— Task objective —
Write out the entire listing below exactly as it appears, minus any pictures.

[Entries taken from a collection]

□ □ □

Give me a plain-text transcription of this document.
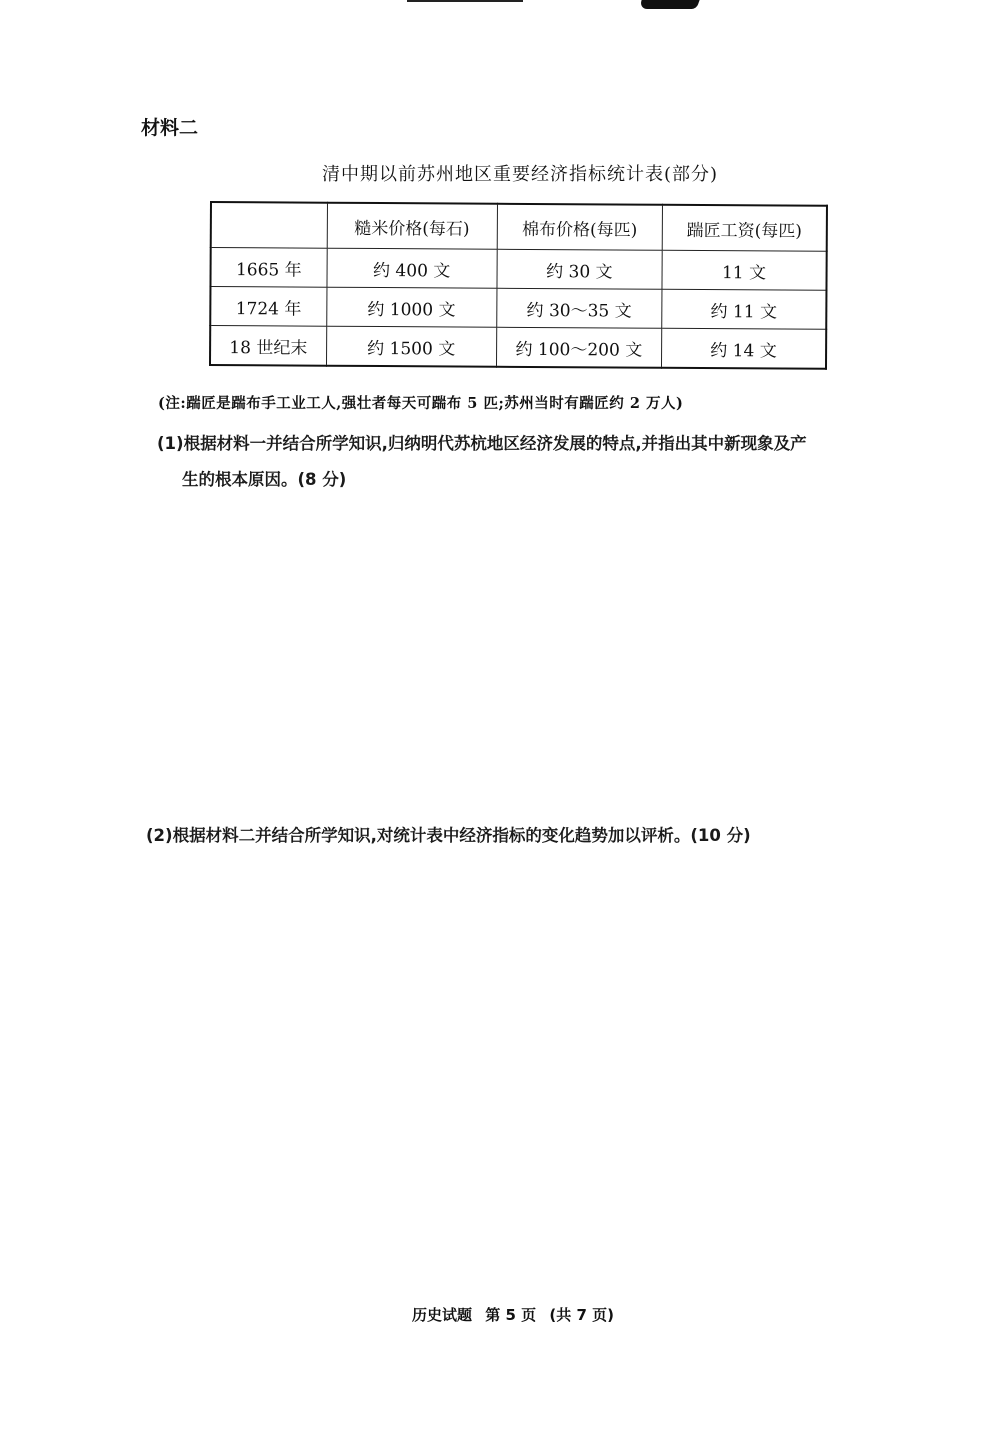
材料二
清中期以前苏州地区重要经济指标统计表(部分)
	糙米价格(每石)	棉布价格(每匹)	踹匠工资(每匹)
1665 年	约 400 文	约 30 文	11 文
1724 年	约 1000 文	约 30～35 文	约 11 文
18 世纪末	约 1500 文	约 100～200 文	约 14 文
(注:踹匠是踹布手工业工人,强壮者每天可踹布 5 匹;苏州当时有踹匠约 2 万人)
(1)根据材料一并结合所学知识,归纳明代苏杭地区经济发展的特点,并指出其中新现象及产
生的根本原因。(8 分)
(2)根据材料二并结合所学知识,对统计表中经济指标的变化趋势加以评析。(10 分)
历史试题 第 5 页 (共 7 页)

□ □ □

— Complete answer —
Give me a plain-text transcription of this document.
材料二
清中期以前苏州地区重要经济指标统计表(部分)
	糙米价格(每石)	棉布价格(每匹)	踹匠工资(每匹)
1665 年	约 400 文	约 30 文	11 文
1724 年	约 1000 文	约 30～35 文	约 11 文
18 世纪末	约 1500 文	约 100～200 文	约 14 文
(注:踹匠是踹布手工业工人,强壮者每天可踹布 5 匹;苏州当时有踹匠约 2 万人)
(1)根据材料一并结合所学知识,归纳明代苏杭地区经济发展的特点,并指出其中新现象及产
生的根本原因。(8 分)
(2)根据材料二并结合所学知识,对统计表中经济指标的变化趋势加以评析。(10 分)
历史试题 第 5 页 (共 7 页)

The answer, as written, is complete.